• [THE RECORDS]:
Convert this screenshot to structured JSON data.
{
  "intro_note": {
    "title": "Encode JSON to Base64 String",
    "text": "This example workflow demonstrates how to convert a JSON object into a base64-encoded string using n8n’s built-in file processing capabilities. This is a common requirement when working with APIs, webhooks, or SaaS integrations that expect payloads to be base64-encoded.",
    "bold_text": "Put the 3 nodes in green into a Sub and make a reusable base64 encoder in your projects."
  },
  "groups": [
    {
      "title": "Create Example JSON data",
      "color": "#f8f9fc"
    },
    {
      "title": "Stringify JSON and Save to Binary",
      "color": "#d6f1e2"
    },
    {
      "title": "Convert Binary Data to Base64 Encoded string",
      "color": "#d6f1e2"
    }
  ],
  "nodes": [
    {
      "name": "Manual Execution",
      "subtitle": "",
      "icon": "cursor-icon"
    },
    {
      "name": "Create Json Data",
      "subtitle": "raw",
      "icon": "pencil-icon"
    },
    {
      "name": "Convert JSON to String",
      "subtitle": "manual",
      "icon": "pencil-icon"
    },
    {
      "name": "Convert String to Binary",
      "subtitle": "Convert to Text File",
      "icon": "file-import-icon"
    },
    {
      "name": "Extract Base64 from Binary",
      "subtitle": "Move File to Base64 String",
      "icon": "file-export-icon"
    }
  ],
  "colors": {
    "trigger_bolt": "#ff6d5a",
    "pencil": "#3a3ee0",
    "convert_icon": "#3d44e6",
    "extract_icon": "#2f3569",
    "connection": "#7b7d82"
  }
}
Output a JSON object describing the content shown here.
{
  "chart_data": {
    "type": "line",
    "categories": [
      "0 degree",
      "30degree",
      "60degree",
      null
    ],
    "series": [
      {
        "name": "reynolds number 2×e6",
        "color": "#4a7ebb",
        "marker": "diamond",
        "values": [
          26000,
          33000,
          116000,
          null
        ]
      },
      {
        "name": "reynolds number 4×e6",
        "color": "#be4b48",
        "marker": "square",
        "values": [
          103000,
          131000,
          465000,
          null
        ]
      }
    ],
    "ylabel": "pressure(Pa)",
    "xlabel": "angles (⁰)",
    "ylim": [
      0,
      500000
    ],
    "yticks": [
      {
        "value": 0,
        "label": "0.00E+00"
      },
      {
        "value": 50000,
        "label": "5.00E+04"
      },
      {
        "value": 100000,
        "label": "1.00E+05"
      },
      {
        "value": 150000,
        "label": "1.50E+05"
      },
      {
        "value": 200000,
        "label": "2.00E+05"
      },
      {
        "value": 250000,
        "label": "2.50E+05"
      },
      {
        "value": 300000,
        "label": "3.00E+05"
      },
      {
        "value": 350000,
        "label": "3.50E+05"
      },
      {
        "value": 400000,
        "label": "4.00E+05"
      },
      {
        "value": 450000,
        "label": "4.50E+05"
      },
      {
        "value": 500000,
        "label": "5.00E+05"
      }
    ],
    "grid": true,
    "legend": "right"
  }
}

• [WHAT YOU SHOULD DO]: Each line above must be reproduced exactly as it stands.

• [COMPLETE OUTPUT]:
Convert this screenshot to structured JSON data.
{
  "intro_note": {
    "title": "Encode JSON to Base64 String",
    "text": "This example workflow demonstrates how to convert a JSON object into a base64-encoded string using n8n’s built-in file processing capabilities. This is a common requirement when working with APIs, webhooks, or SaaS integrations that expect payloads to be base64-encoded.",
    "bold_text": "Put the 3 nodes in green into a Sub and make a reusable base64 encoder in your projects."
  },
  "groups": [
    {
      "title": "Create Example JSON data",
      "color": "#f8f9fc"
    },
    {
      "title": "Stringify JSON and Save to Binary",
      "color": "#d6f1e2"
    },
    {
      "title": "Convert Binary Data to Base64 Encoded string",
      "color": "#d6f1e2"
    }
  ],
  "nodes": [
    {
      "name": "Manual Execution",
      "subtitle": "",
      "icon": "cursor-icon"
    },
    {
      "name": "Create Json Data",
      "subtitle": "raw",
      "icon": "pencil-icon"
    },
    {
      "name": "Convert JSON to String",
      "subtitle": "manual",
      "icon": "pencil-icon"
    },
    {
      "name": "Convert String to Binary",
      "subtitle": "Convert to Text File",
      "icon": "file-import-icon"
    },
    {
      "name": "Extract Base64 from Binary",
      "subtitle": "Move File to Base64 String",
      "icon": "file-export-icon"
    }
  ],
  "colors": {
    "trigger_bolt": "#ff6d5a",
    "pencil": "#3a3ee0",
    "convert_icon": "#3d44e6",
    "extract_icon": "#2f3569",
    "connection": "#7b7d82"
  }
}
Output a JSON object describing the content shown here.
{
  "chart_data": {
    "type": "line",
    "categories": [
      "0 degree",
      "30degree",
      "60degree",
      null
    ],
    "series": [
      {
        "name": "reynolds number 2×e6",
        "color": "#4a7ebb",
        "marker": "diamond",
        "values": [
          26000,
          33000,
          116000,
          null
        ]
      },
      {
        "name": "reynolds number 4×e6",
        "color": "#be4b48",
        "marker": "square",
        "values": [
          103000,
          131000,
          465000,
          null
        ]
      }
    ],
    "ylabel": "pressure(Pa)",
    "xlabel": "angles (⁰)",
    "ylim": [
      0,
      500000
    ],
    "yticks": [
      {
        "value": 0,
        "label": "0.00E+00"
      },
      {
        "value": 50000,
        "label": "5.00E+04"
      },
      {
        "value": 100000,
        "label": "1.00E+05"
      },
      {
        "value": 150000,
        "label": "1.50E+05"
      },
      {
        "value": 200000,
        "label": "2.00E+05"
      },
      {
        "value": 250000,
        "label": "2.50E+05"
      },
      {
        "value": 300000,
        "label": "3.00E+05"
      },
      {
        "value": 350000,
        "label": "3.50E+05"
      },
      {
        "value": 400000,
        "label": "4.00E+05"
      },
      {
        "value": 450000,
        "label": "4.50E+05"
      },
      {
        "value": 500000,
        "label": "5.00E+05"
      }
    ],
    "grid": true,
    "legend": "right"
  }
}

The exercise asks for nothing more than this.